*Goal*
All the data must come back unchanged, except that pictures are left out.

━━━━

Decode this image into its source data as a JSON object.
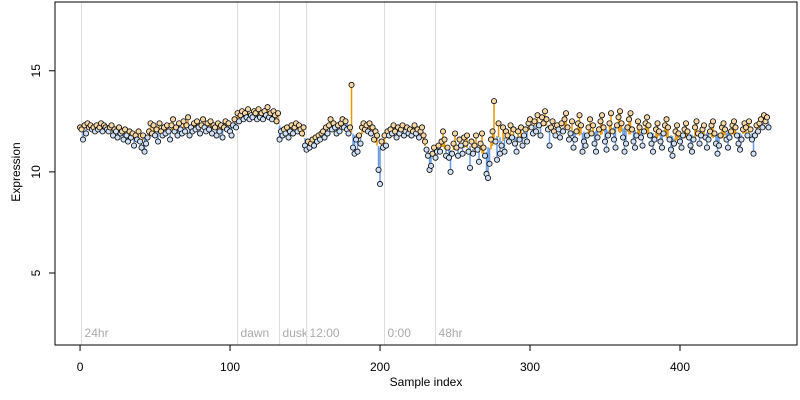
{
  "chart_data": {
    "type": "scatter",
    "x_label": "Sample index",
    "y_label": "Expression",
    "xlim": [
      -16.7,
      478
    ],
    "xticks": [
      0,
      100,
      200,
      300,
      400
    ],
    "ylim": [
      1.44,
      18.4
    ],
    "yticks": [
      5,
      10,
      15
    ],
    "above_color": "#e69500",
    "below_color": "#6a9be0",
    "above_fill": "#f7d9a8",
    "below_fill": "#cfe0f7",
    "markers": [
      1,
      105,
      133,
      151,
      203,
      237
    ],
    "marker_labels": [
      "24hr",
      "dawn",
      "dusk",
      "12:00",
      "0:00",
      "48hr"
    ],
    "values": [
      12.2,
      12.1,
      11.6,
      12.3,
      11.9,
      12.4,
      12.2,
      12.3,
      12.1,
      12.2,
      12.0,
      12.3,
      12.1,
      12.2,
      12.4,
      12.0,
      12.3,
      12.2,
      12.1,
      12.0,
      12.2,
      12.3,
      11.8,
      12.1,
      12.0,
      11.7,
      12.2,
      11.9,
      12.0,
      11.6,
      12.1,
      11.8,
      11.5,
      12.0,
      11.7,
      11.9,
      11.3,
      11.8,
      11.6,
      12.0,
      11.5,
      11.2,
      11.8,
      11.0,
      11.4,
      11.7,
      12.0,
      12.4,
      11.9,
      12.3,
      11.8,
      12.1,
      11.5,
      12.4,
      12.0,
      11.8,
      12.2,
      11.9,
      12.3,
      12.0,
      11.6,
      12.3,
      12.6,
      12.0,
      12.2,
      11.8,
      12.4,
      12.1,
      11.9,
      12.5,
      12.0,
      12.3,
      12.7,
      11.8,
      12.2,
      12.0,
      12.4,
      12.1,
      12.5,
      12.2,
      11.9,
      12.3,
      12.6,
      12.2,
      12.0,
      12.4,
      12.1,
      12.5,
      11.9,
      12.3,
      12.2,
      11.8,
      12.4,
      12.0,
      12.3,
      11.7,
      12.2,
      12.5,
      12.1,
      12.4,
      12.0,
      11.8,
      12.3,
      12.6,
      12.2,
      12.9,
      12.5,
      12.8,
      13.0,
      12.6,
      12.9,
      12.7,
      13.1,
      12.6,
      12.8,
      12.7,
      13.0,
      12.9,
      12.6,
      13.1,
      12.7,
      12.9,
      12.6,
      13.0,
      12.8,
      13.2,
      12.7,
      12.9,
      12.6,
      13.0,
      12.8,
      12.5,
      12.9,
      11.6,
      12.0,
      11.8,
      12.1,
      11.9,
      12.2,
      11.7,
      12.0,
      12.3,
      11.9,
      12.2,
      12.4,
      12.0,
      12.3,
      12.1,
      11.9,
      12.2,
      11.3,
      11.1,
      11.5,
      11.2,
      11.4,
      11.6,
      11.3,
      11.7,
      11.5,
      11.8,
      11.6,
      11.9,
      12.0,
      11.7,
      12.2,
      11.9,
      12.3,
      12.6,
      12.1,
      12.4,
      12.2,
      11.9,
      12.3,
      12.0,
      12.4,
      12.6,
      12.2,
      12.5,
      12.1,
      11.9,
      12.2,
      14.3,
      11.2,
      10.9,
      11.6,
      11.0,
      11.8,
      11.4,
      12.2,
      12.4,
      12.1,
      12.3,
      12.0,
      12.4,
      11.9,
      12.2,
      11.6,
      12.0,
      11.8,
      10.1,
      9.4,
      11.5,
      11.2,
      11.8,
      11.3,
      12.0,
      11.8,
      12.1,
      11.9,
      12.3,
      12.0,
      11.7,
      12.2,
      11.9,
      12.1,
      12.3,
      11.8,
      12.0,
      12.2,
      11.9,
      12.1,
      11.8,
      12.0,
      12.3,
      11.9,
      12.1,
      11.7,
      12.0,
      12.2,
      11.8,
      11.5,
      11.1,
      10.8,
      10.1,
      10.3,
      10.9,
      11.2,
      10.7,
      11.0,
      11.3,
      11.0,
      11.5,
      12.0,
      11.6,
      10.8,
      11.2,
      10.7,
      10.0,
      10.9,
      11.4,
      11.9,
      11.2,
      10.8,
      11.6,
      11.3,
      10.9,
      11.7,
      11.4,
      11.8,
      11.0,
      10.2,
      11.5,
      10.9,
      11.3,
      11.8,
      11.1,
      10.5,
      11.4,
      11.9,
      11.2,
      10.8,
      9.9,
      9.7,
      10.4,
      11.6,
      12.0,
      13.5,
      11.5,
      10.6,
      12.4,
      10.9,
      11.3,
      12.2,
      11.0,
      12.0,
      11.8,
      11.5,
      12.3,
      11.7,
      12.1,
      11.4,
      11.0,
      12.0,
      11.6,
      12.2,
      11.3,
      11.8,
      12.1,
      11.5,
      12.4,
      12.6,
      12.2,
      11.9,
      12.5,
      12.0,
      12.8,
      12.3,
      11.8,
      12.7,
      12.4,
      13.0,
      12.6,
      12.1,
      11.3,
      12.2,
      12.5,
      12.0,
      11.8,
      12.3,
      12.1,
      11.7,
      12.4,
      12.0,
      12.6,
      12.9,
      12.2,
      11.6,
      11.9,
      12.5,
      11.2,
      11.6,
      12.0,
      12.4,
      12.8,
      12.3,
      11.0,
      11.5,
      11.3,
      11.8,
      12.2,
      12.6,
      11.9,
      12.3,
      11.4,
      11.0,
      11.7,
      12.1,
      12.5,
      12.8,
      12.2,
      11.5,
      11.1,
      11.8,
      12.4,
      12.9,
      12.0,
      11.6,
      11.2,
      12.3,
      12.7,
      13.0,
      12.4,
      11.7,
      11.0,
      11.4,
      12.2,
      12.6,
      12.9,
      12.1,
      11.5,
      11.2,
      11.8,
      12.5,
      12.2,
      11.7,
      11.3,
      12.0,
      12.4,
      12.7,
      12.3,
      11.8,
      11.4,
      11.0,
      11.6,
      12.1,
      12.4,
      12.0,
      11.5,
      11.2,
      11.9,
      12.3,
      12.6,
      12.2,
      11.6,
      11.1,
      10.8,
      11.4,
      12.0,
      12.3,
      11.9,
      11.5,
      11.2,
      11.8,
      12.1,
      12.4,
      12.0,
      11.7,
      11.3,
      11.0,
      11.6,
      12.2,
      12.5,
      11.9,
      11.4,
      11.8,
      12.1,
      12.3,
      11.7,
      11.2,
      11.6,
      12.0,
      12.3,
      12.5,
      11.9,
      11.4,
      10.9,
      11.3,
      11.8,
      12.2,
      12.4,
      12.1,
      11.6,
      11.2,
      11.7,
      12.0,
      12.3,
      12.5,
      12.2,
      11.8,
      11.4,
      11.1,
      11.6,
      12.1,
      12.4,
      12.2,
      11.8,
      12.5,
      12.1,
      11.6,
      10.9,
      11.8,
      12.3,
      12.0,
      12.4,
      12.6,
      12.2,
      12.8,
      12.5,
      12.7,
      12.2
    ]
  }
}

━━━━

*Written answer*
Decode this image into its source data as a JSON object.
{
  "chart_data": {
    "type": "scatter",
    "x_label": "Sample index",
    "y_label": "Expression",
    "xlim": [
      -16.7,
      478
    ],
    "xticks": [
      0,
      100,
      200,
      300,
      400
    ],
    "ylim": [
      1.44,
      18.4
    ],
    "yticks": [
      5,
      10,
      15
    ],
    "above_color": "#e69500",
    "below_color": "#6a9be0",
    "above_fill": "#f7d9a8",
    "below_fill": "#cfe0f7",
    "markers": [
      1,
      105,
      133,
      151,
      203,
      237
    ],
    "marker_labels": [
      "24hr",
      "dawn",
      "dusk",
      "12:00",
      "0:00",
      "48hr"
    ],
    "values": [
      12.2,
      12.1,
      11.6,
      12.3,
      11.9,
      12.4,
      12.2,
      12.3,
      12.1,
      12.2,
      12.0,
      12.3,
      12.1,
      12.2,
      12.4,
      12.0,
      12.3,
      12.2,
      12.1,
      12.0,
      12.2,
      12.3,
      11.8,
      12.1,
      12.0,
      11.7,
      12.2,
      11.9,
      12.0,
      11.6,
      12.1,
      11.8,
      11.5,
      12.0,
      11.7,
      11.9,
      11.3,
      11.8,
      11.6,
      12.0,
      11.5,
      11.2,
      11.8,
      11.0,
      11.4,
      11.7,
      12.0,
      12.4,
      11.9,
      12.3,
      11.8,
      12.1,
      11.5,
      12.4,
      12.0,
      11.8,
      12.2,
      11.9,
      12.3,
      12.0,
      11.6,
      12.3,
      12.6,
      12.0,
      12.2,
      11.8,
      12.4,
      12.1,
      11.9,
      12.5,
      12.0,
      12.3,
      12.7,
      11.8,
      12.2,
      12.0,
      12.4,
      12.1,
      12.5,
      12.2,
      11.9,
      12.3,
      12.6,
      12.2,
      12.0,
      12.4,
      12.1,
      12.5,
      11.9,
      12.3,
      12.2,
      11.8,
      12.4,
      12.0,
      12.3,
      11.7,
      12.2,
      12.5,
      12.1,
      12.4,
      12.0,
      11.8,
      12.3,
      12.6,
      12.2,
      12.9,
      12.5,
      12.8,
      13.0,
      12.6,
      12.9,
      12.7,
      13.1,
      12.6,
      12.8,
      12.7,
      13.0,
      12.9,
      12.6,
      13.1,
      12.7,
      12.9,
      12.6,
      13.0,
      12.8,
      13.2,
      12.7,
      12.9,
      12.6,
      13.0,
      12.8,
      12.5,
      12.9,
      11.6,
      12.0,
      11.8,
      12.1,
      11.9,
      12.2,
      11.7,
      12.0,
      12.3,
      11.9,
      12.2,
      12.4,
      12.0,
      12.3,
      12.1,
      11.9,
      12.2,
      11.3,
      11.1,
      11.5,
      11.2,
      11.4,
      11.6,
      11.3,
      11.7,
      11.5,
      11.8,
      11.6,
      11.9,
      12.0,
      11.7,
      12.2,
      11.9,
      12.3,
      12.6,
      12.1,
      12.4,
      12.2,
      11.9,
      12.3,
      12.0,
      12.4,
      12.6,
      12.2,
      12.5,
      12.1,
      11.9,
      12.2,
      14.3,
      11.2,
      10.9,
      11.6,
      11.0,
      11.8,
      11.4,
      12.2,
      12.4,
      12.1,
      12.3,
      12.0,
      12.4,
      11.9,
      12.2,
      11.6,
      12.0,
      11.8,
      10.1,
      9.4,
      11.5,
      11.2,
      11.8,
      11.3,
      12.0,
      11.8,
      12.1,
      11.9,
      12.3,
      12.0,
      11.7,
      12.2,
      11.9,
      12.1,
      12.3,
      11.8,
      12.0,
      12.2,
      11.9,
      12.1,
      11.8,
      12.0,
      12.3,
      11.9,
      12.1,
      11.7,
      12.0,
      12.2,
      11.8,
      11.5,
      11.1,
      10.8,
      10.1,
      10.3,
      10.9,
      11.2,
      10.7,
      11.0,
      11.3,
      11.0,
      11.5,
      12.0,
      11.6,
      10.8,
      11.2,
      10.7,
      10.0,
      10.9,
      11.4,
      11.9,
      11.2,
      10.8,
      11.6,
      11.3,
      10.9,
      11.7,
      11.4,
      11.8,
      11.0,
      10.2,
      11.5,
      10.9,
      11.3,
      11.8,
      11.1,
      10.5,
      11.4,
      11.9,
      11.2,
      10.8,
      9.9,
      9.7,
      10.4,
      11.6,
      12.0,
      13.5,
      11.5,
      10.6,
      12.4,
      10.9,
      11.3,
      12.2,
      11.0,
      12.0,
      11.8,
      11.5,
      12.3,
      11.7,
      12.1,
      11.4,
      11.0,
      12.0,
      11.6,
      12.2,
      11.3,
      11.8,
      12.1,
      11.5,
      12.4,
      12.6,
      12.2,
      11.9,
      12.5,
      12.0,
      12.8,
      12.3,
      11.8,
      12.7,
      12.4,
      13.0,
      12.6,
      12.1,
      11.3,
      12.2,
      12.5,
      12.0,
      11.8,
      12.3,
      12.1,
      11.7,
      12.4,
      12.0,
      12.6,
      12.9,
      12.2,
      11.6,
      11.9,
      12.5,
      11.2,
      11.6,
      12.0,
      12.4,
      12.8,
      12.3,
      11.0,
      11.5,
      11.3,
      11.8,
      12.2,
      12.6,
      11.9,
      12.3,
      11.4,
      11.0,
      11.7,
      12.1,
      12.5,
      12.8,
      12.2,
      11.5,
      11.1,
      11.8,
      12.4,
      12.9,
      12.0,
      11.6,
      11.2,
      12.3,
      12.7,
      13.0,
      12.4,
      11.7,
      11.0,
      11.4,
      12.2,
      12.6,
      12.9,
      12.1,
      11.5,
      11.2,
      11.8,
      12.5,
      12.2,
      11.7,
      11.3,
      12.0,
      12.4,
      12.7,
      12.3,
      11.8,
      11.4,
      11.0,
      11.6,
      12.1,
      12.4,
      12.0,
      11.5,
      11.2,
      11.9,
      12.3,
      12.6,
      12.2,
      11.6,
      11.1,
      10.8,
      11.4,
      12.0,
      12.3,
      11.9,
      11.5,
      11.2,
      11.8,
      12.1,
      12.4,
      12.0,
      11.7,
      11.3,
      11.0,
      11.6,
      12.2,
      12.5,
      11.9,
      11.4,
      11.8,
      12.1,
      12.3,
      11.7,
      11.2,
      11.6,
      12.0,
      12.3,
      12.5,
      11.9,
      11.4,
      10.9,
      11.3,
      11.8,
      12.2,
      12.4,
      12.1,
      11.6,
      11.2,
      11.7,
      12.0,
      12.3,
      12.5,
      12.2,
      11.8,
      11.4,
      11.1,
      11.6,
      12.1,
      12.4,
      12.2,
      11.8,
      12.5,
      12.1,
      11.6,
      10.9,
      11.8,
      12.3,
      12.0,
      12.4,
      12.6,
      12.2,
      12.8,
      12.5,
      12.7,
      12.2
    ]
  }
}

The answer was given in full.